Reproduce exactly the entries from the "Transcribe this image's" line to the end. Skip all pictures.

::::

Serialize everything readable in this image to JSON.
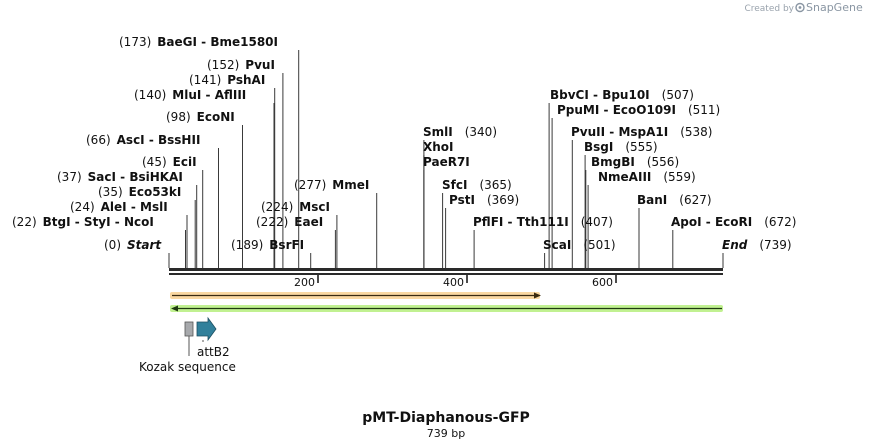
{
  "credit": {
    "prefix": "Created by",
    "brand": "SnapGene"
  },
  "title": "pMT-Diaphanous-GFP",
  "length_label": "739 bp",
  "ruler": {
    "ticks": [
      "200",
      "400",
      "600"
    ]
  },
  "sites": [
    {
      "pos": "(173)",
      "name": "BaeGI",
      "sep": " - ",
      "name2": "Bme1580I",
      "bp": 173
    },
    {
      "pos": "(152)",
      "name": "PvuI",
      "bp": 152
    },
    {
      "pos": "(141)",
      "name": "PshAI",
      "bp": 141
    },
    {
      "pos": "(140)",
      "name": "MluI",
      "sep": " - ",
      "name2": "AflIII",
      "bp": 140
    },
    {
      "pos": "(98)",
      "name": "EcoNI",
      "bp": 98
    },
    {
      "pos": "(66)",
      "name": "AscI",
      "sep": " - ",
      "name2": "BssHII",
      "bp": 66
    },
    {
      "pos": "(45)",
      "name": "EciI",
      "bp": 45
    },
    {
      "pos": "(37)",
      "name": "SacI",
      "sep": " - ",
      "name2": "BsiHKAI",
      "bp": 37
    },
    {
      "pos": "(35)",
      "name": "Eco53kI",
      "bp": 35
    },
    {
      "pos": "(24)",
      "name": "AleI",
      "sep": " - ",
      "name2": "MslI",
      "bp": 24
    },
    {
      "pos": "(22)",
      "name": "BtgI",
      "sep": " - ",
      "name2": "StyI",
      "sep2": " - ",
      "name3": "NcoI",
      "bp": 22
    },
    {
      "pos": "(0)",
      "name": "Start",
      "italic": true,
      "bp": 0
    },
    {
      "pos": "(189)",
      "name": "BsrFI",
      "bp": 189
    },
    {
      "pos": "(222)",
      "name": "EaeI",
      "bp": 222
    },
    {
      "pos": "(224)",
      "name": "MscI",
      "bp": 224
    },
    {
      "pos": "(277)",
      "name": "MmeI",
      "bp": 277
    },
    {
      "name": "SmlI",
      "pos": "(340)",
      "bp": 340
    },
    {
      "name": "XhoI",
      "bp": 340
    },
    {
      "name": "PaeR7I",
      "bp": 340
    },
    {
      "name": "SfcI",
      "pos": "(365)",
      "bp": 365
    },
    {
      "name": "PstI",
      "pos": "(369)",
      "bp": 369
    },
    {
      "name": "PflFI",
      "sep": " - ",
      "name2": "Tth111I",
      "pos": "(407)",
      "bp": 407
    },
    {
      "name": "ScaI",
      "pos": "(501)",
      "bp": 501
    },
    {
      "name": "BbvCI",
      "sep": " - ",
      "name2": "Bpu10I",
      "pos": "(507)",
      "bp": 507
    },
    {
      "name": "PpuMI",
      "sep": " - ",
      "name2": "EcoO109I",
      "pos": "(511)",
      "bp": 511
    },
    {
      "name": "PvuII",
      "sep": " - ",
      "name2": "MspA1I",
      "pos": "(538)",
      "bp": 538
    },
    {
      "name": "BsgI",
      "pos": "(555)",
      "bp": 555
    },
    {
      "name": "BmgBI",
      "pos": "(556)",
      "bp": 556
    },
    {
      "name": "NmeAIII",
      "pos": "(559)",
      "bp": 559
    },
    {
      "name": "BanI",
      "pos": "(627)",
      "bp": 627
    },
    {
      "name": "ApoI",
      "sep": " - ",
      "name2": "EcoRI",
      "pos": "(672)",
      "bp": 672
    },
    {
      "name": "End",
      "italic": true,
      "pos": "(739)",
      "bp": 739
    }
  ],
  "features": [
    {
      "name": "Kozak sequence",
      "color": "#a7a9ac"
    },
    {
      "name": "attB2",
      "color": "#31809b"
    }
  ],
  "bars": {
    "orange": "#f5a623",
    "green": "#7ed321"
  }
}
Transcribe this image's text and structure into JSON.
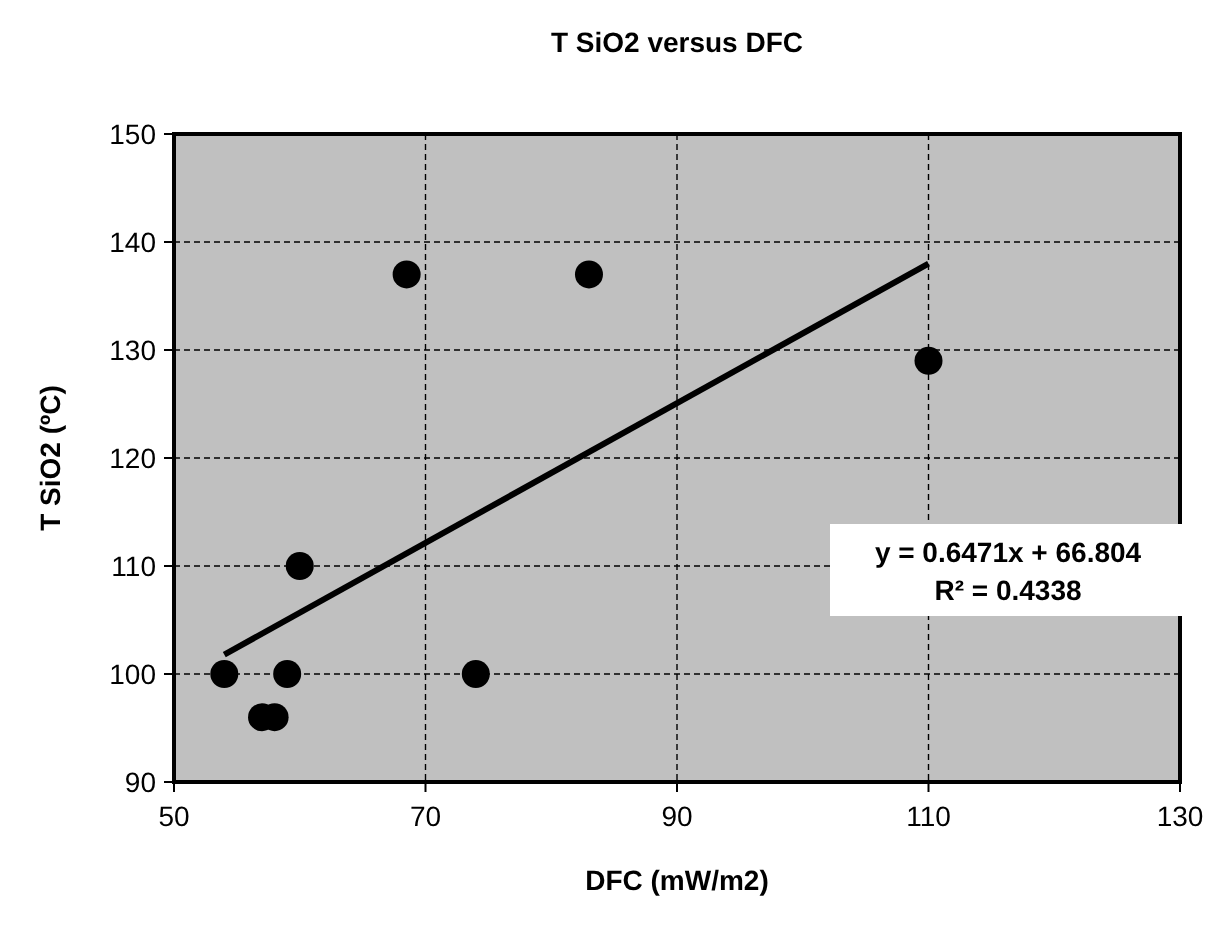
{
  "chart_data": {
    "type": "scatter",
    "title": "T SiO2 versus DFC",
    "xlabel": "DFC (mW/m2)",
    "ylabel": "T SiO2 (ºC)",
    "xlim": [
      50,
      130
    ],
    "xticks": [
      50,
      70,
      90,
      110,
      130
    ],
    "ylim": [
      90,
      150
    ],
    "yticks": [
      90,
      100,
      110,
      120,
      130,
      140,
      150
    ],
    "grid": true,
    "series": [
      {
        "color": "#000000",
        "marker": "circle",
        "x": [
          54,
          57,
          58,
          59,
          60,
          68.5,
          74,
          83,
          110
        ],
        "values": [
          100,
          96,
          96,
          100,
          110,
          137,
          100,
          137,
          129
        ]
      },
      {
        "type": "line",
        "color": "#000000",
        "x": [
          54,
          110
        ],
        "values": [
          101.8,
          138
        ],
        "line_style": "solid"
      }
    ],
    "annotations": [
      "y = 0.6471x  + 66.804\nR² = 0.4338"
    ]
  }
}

::::

◆ **RESPONSE TO THIS TASK**
Transcribe this image's text and structure into JSON.
{
  "chart_data": {
    "type": "scatter",
    "title": "T SiO2 versus DFC",
    "xlabel": "DFC (mW/m2)",
    "ylabel": "T SiO2 (ºC)",
    "xlim": [
      50,
      130
    ],
    "xticks": [
      50,
      70,
      90,
      110,
      130
    ],
    "ylim": [
      90,
      150
    ],
    "yticks": [
      90,
      100,
      110,
      120,
      130,
      140,
      150
    ],
    "grid": true,
    "series": [
      {
        "color": "#000000",
        "marker": "circle",
        "x": [
          54,
          57,
          58,
          59,
          60,
          68.5,
          74,
          83,
          110
        ],
        "values": [
          100,
          96,
          96,
          100,
          110,
          137,
          100,
          137,
          129
        ]
      },
      {
        "type": "line",
        "color": "#000000",
        "x": [
          54,
          110
        ],
        "values": [
          101.8,
          138
        ],
        "line_style": "solid"
      }
    ],
    "annotations": [
      "y = 0.6471x  + 66.804\nR² = 0.4338"
    ]
  }
}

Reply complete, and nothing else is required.